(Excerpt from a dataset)
[START]

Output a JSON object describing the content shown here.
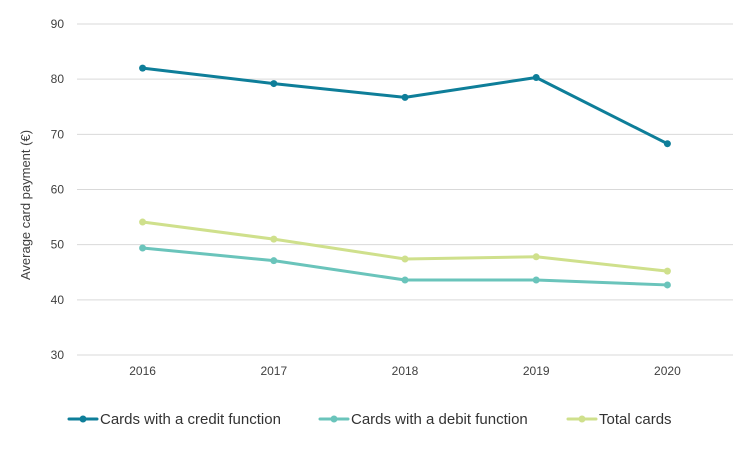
{
  "chart_data": {
    "type": "line",
    "title": "",
    "xlabel": "",
    "ylabel": "Average card payment (€)",
    "x": [
      "2016",
      "2017",
      "2018",
      "2019",
      "2020"
    ],
    "ylim": [
      30,
      90
    ],
    "yticks": [
      30,
      40,
      50,
      60,
      70,
      80,
      90
    ],
    "grid": true,
    "legend_position": "bottom",
    "series": [
      {
        "name": "Cards with a credit function",
        "values": [
          82.0,
          79.2,
          76.7,
          80.3,
          68.3
        ],
        "color": "#0e7e99"
      },
      {
        "name": "Cards with a debit function",
        "values": [
          49.4,
          47.1,
          43.6,
          43.6,
          42.7
        ],
        "color": "#6ac4bb"
      },
      {
        "name": "Total cards",
        "values": [
          54.1,
          51.0,
          47.4,
          47.8,
          45.2
        ],
        "color": "#cfe08c"
      }
    ]
  }
}
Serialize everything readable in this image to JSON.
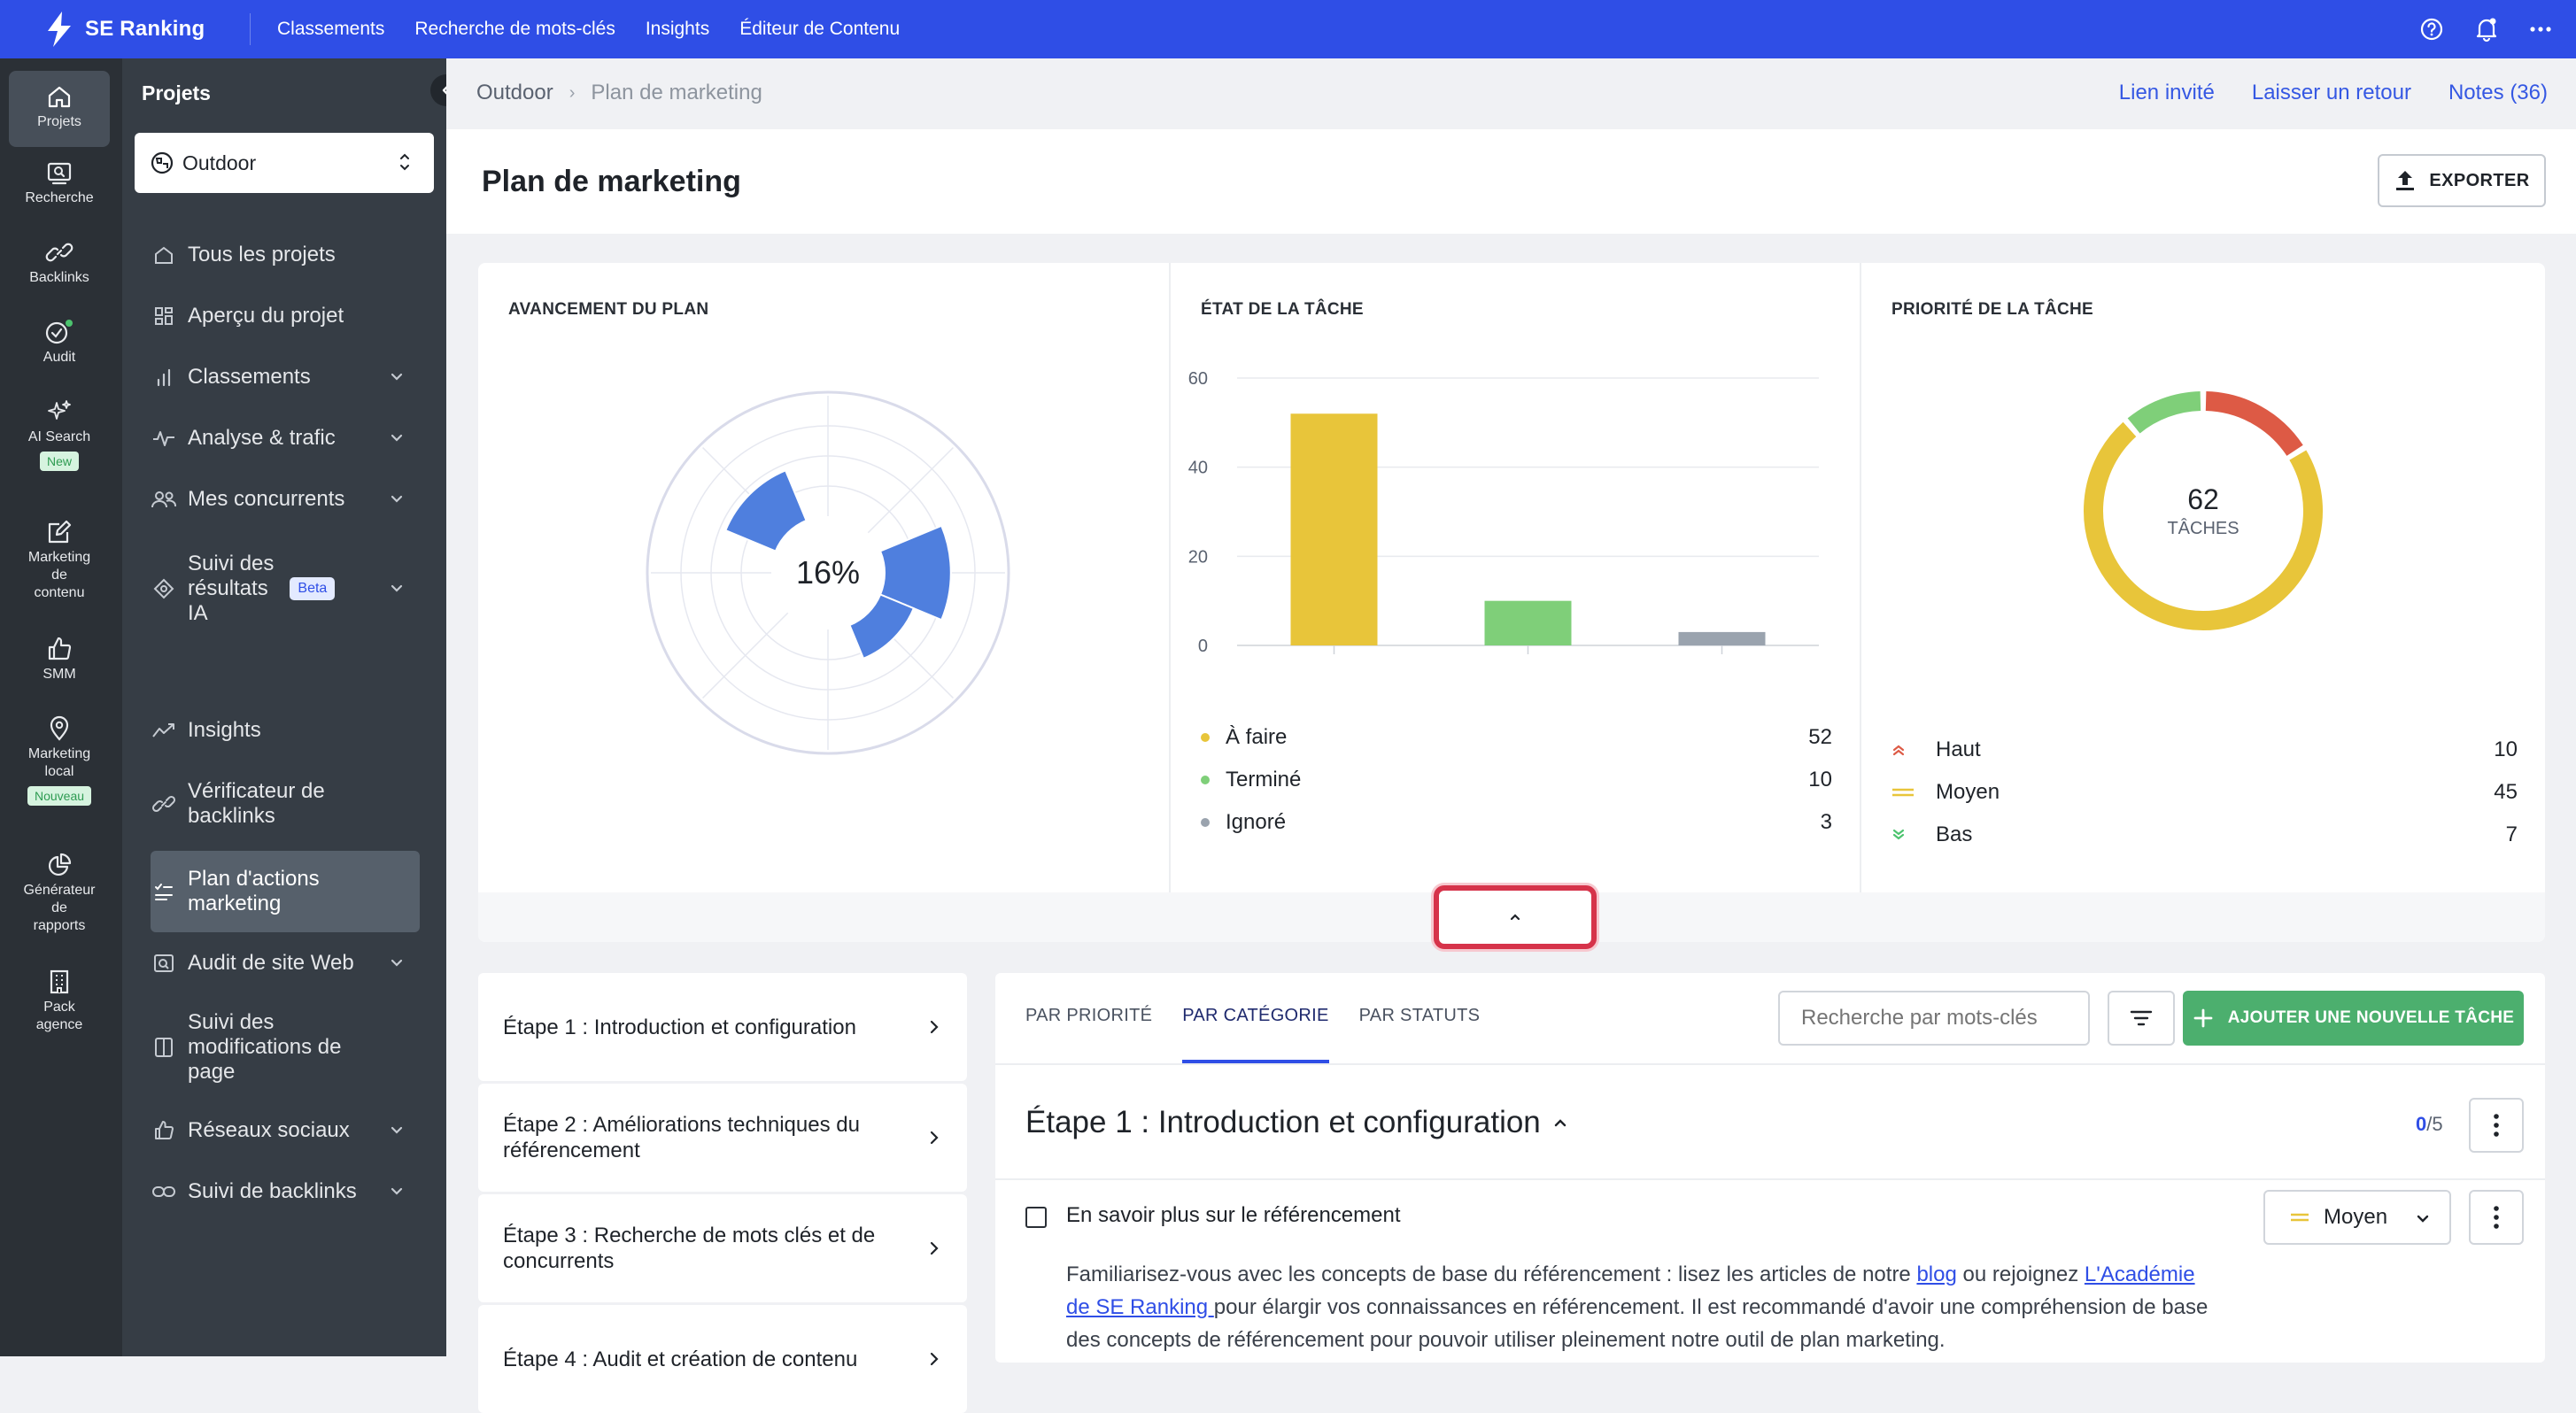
{
  "app": {
    "logo": "SE Ranking",
    "nav": [
      "Classements",
      "Recherche de mots-clés",
      "Insights",
      "Éditeur de Contenu"
    ]
  },
  "rail": {
    "projets": "Projets",
    "recherche": "Recherche",
    "backlinks": "Backlinks",
    "audit": "Audit",
    "ai_search": "AI Search",
    "ai_badge": "New",
    "marketing_contenu": [
      "Marketing",
      "de",
      "contenu"
    ],
    "smm": "SMM",
    "marketing_local": [
      "Marketing",
      "local"
    ],
    "local_badge": "Nouveau",
    "generateur": [
      "Générateur",
      "de",
      "rapports"
    ],
    "pack": [
      "Pack",
      "agence"
    ]
  },
  "sidebar": {
    "title": "Projets",
    "project": "Outdoor",
    "items": {
      "tous": "Tous les projets",
      "apercu": "Aperçu du projet",
      "classements": "Classements",
      "analyse": "Analyse & trafic",
      "concurrents": "Mes concurrents",
      "suivi_ia": [
        "Suivi des",
        "résultats",
        "IA"
      ],
      "beta": "Beta",
      "insights": "Insights",
      "verif": [
        "Vérificateur de",
        "backlinks"
      ],
      "plan": [
        "Plan d'actions",
        "marketing"
      ],
      "audit_site": "Audit de site Web",
      "suivi_modif": [
        "Suivi des",
        "modifications de",
        "page"
      ],
      "reseaux": "Réseaux sociaux",
      "suivi_backlinks": "Suivi de backlinks"
    }
  },
  "breadcrumb": {
    "root": "Outdoor",
    "current": "Plan de marketing"
  },
  "header_links": {
    "guest": "Lien invité",
    "feedback": "Laisser un retour",
    "notes": "Notes (36)"
  },
  "page": {
    "title": "Plan de marketing",
    "export": "EXPORTER"
  },
  "stats": {
    "progress_title": "AVANCEMENT DU PLAN",
    "progress_value": "16%",
    "progress_segments": [
      0.45,
      0.2,
      0.7,
      0.55,
      0.3,
      0.22,
      0.25,
      0.3
    ],
    "status_title": "ÉTAT DE LA TÂCHE",
    "priority_title": "PRIORITÉ DE LA TÂCHE",
    "total": "62",
    "total_label": "TÂCHES"
  },
  "chart_data": [
    {
      "type": "bar",
      "title": "ÉTAT DE LA TÂCHE",
      "categories": [
        "À faire",
        "Terminé",
        "Ignoré"
      ],
      "values": [
        52,
        10,
        3
      ],
      "colors": [
        "#e8c53a",
        "#7fcf79",
        "#9aa3ae"
      ],
      "ylim": [
        0,
        60
      ],
      "yticks": [
        0,
        20,
        40,
        60
      ],
      "grid": true,
      "legend_display": [
        "52",
        "10",
        "3"
      ]
    },
    {
      "type": "pie",
      "title": "PRIORITÉ DE LA TÂCHE",
      "categories": [
        "Haut",
        "Moyen",
        "Bas"
      ],
      "values": [
        10,
        45,
        7
      ],
      "colors": [
        "#dd5a45",
        "#e8c53a",
        "#7fcf79"
      ],
      "legend_display": [
        "10",
        "45",
        "7"
      ]
    }
  ],
  "steps": [
    [
      "Étape 1 : Introduction et configuration"
    ],
    [
      "Étape 2 : Améliorations techniques du",
      "référencement"
    ],
    [
      "Étape 3 : Recherche de mots clés et de",
      "concurrents"
    ],
    [
      "Étape 4 : Audit et création de contenu"
    ]
  ],
  "tasks": {
    "tabs": [
      "PAR PRIORITÉ",
      "PAR CATÉGORIE",
      "PAR STATUTS"
    ],
    "search_placeholder": "Recherche par mots-clés",
    "add": "AJOUTER UNE NOUVELLE TÂCHE",
    "section_title": "Étape 1 : Introduction et configuration",
    "done": "0",
    "total": "/5",
    "task_title": "En savoir plus sur le référencement",
    "priority": "Moyen",
    "desc": {
      "p1": "Familiarisez-vous avec les concepts de base du référencement : lisez les articles de notre ",
      "blog": "blog",
      "p2": " ou rejoignez ",
      "academy_1": "L'Académie",
      "academy_2": "de SE Ranking ",
      "p3": "pour élargir vos connaissances en référencement. Il est recommandé d'avoir une compréhension de base",
      "p4": "des concepts de référencement pour pouvoir utiliser pleinement notre outil de plan marketing."
    }
  }
}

[END]

Aim -
Find the word "concepts" in the entries above and gather every line that holds it.

Final result -
      "p1": "Familiarisez-vous avec les concepts de base du référencement : lisez les articles de notre ",
      "p4": "des concepts de référencement pour pouvoir utiliser pleinement notre outil de plan marketing."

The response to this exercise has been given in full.